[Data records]
====================
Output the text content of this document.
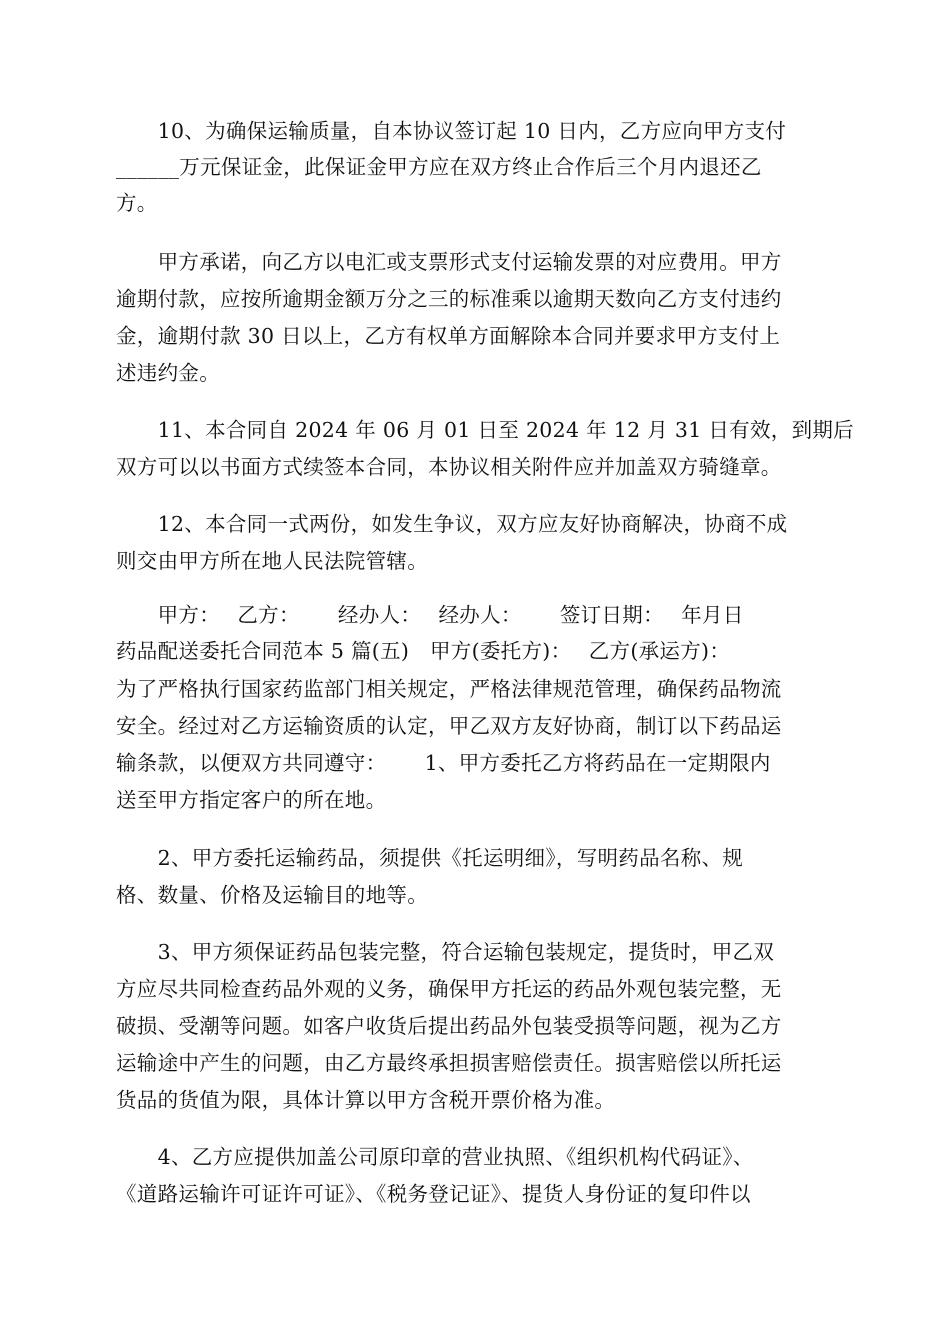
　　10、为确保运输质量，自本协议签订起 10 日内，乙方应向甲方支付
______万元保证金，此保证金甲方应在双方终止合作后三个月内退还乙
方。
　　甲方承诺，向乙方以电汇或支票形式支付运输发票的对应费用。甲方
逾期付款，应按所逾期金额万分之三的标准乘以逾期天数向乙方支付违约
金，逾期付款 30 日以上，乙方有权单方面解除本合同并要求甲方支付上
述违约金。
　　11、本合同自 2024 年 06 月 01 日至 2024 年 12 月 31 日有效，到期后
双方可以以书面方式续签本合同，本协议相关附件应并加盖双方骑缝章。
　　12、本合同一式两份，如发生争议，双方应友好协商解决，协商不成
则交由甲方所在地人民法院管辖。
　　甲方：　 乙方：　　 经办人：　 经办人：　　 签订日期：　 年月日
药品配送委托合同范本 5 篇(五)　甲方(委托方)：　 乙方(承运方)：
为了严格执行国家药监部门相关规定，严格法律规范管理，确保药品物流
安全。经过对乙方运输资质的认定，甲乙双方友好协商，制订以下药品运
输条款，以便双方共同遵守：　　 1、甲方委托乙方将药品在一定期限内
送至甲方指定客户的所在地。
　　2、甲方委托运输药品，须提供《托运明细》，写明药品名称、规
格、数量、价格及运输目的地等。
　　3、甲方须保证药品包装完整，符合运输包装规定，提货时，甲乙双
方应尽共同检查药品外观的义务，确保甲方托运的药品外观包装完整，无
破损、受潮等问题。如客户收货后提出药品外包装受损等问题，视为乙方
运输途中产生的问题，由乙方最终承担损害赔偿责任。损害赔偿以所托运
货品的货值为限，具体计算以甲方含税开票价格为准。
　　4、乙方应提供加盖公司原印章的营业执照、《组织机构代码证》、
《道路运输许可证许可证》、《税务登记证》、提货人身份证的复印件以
====================
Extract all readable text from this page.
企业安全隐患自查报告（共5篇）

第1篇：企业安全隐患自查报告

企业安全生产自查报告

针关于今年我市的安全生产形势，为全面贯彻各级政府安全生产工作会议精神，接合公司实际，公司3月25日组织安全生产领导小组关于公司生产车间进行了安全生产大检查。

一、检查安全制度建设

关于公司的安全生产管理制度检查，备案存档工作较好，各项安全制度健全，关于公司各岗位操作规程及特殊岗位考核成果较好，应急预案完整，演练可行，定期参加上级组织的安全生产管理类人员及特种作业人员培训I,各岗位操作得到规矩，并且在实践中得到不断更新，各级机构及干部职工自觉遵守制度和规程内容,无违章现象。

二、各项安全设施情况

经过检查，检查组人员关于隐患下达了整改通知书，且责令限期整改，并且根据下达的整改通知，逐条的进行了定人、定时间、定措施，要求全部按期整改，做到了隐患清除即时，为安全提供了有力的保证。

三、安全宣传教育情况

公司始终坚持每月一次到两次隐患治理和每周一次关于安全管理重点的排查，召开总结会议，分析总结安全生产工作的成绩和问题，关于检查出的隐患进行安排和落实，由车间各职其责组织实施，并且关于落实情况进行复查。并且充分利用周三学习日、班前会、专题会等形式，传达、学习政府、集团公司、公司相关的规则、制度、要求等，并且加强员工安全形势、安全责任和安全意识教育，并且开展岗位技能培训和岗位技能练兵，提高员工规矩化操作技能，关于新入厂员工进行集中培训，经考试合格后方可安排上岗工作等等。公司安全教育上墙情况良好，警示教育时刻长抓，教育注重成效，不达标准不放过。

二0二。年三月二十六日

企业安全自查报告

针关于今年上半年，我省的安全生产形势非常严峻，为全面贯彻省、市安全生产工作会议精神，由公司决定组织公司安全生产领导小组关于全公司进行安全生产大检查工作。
====================
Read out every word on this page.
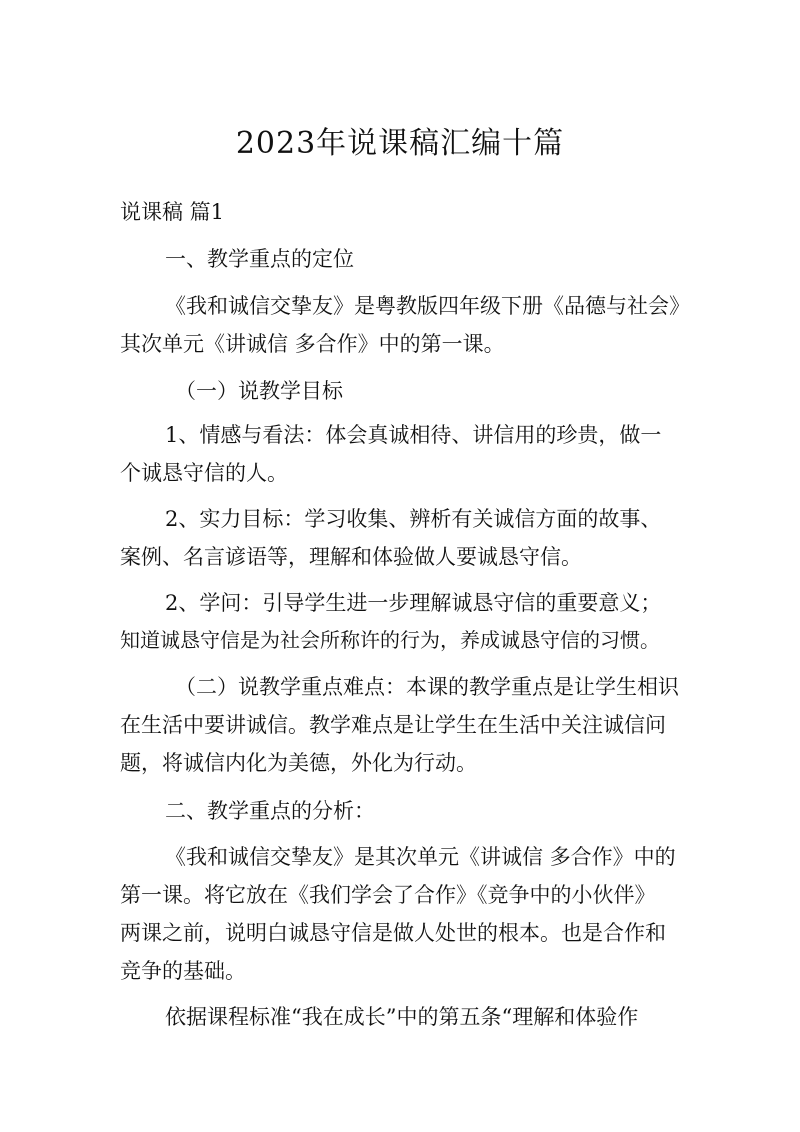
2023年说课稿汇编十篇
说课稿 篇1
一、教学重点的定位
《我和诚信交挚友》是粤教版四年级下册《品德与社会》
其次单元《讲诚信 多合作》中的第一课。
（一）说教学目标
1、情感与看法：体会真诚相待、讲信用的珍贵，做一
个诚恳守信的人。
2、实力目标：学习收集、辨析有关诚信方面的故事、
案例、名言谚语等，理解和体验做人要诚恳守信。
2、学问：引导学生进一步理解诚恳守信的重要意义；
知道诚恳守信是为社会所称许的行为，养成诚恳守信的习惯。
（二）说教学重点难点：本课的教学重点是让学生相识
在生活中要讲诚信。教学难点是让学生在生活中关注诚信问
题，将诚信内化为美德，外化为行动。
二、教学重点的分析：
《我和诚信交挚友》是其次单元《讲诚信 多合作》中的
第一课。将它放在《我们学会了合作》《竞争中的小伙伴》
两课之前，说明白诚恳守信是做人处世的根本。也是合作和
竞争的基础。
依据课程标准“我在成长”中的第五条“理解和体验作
====================
**Problem statement**.
Gather each line in these records that contains the string "我和诚信交挚友".

**Response to this task**.
《我和诚信交挚友》是粤教版四年级下册《品德与社会》
《我和诚信交挚友》是其次单元《讲诚信 多合作》中的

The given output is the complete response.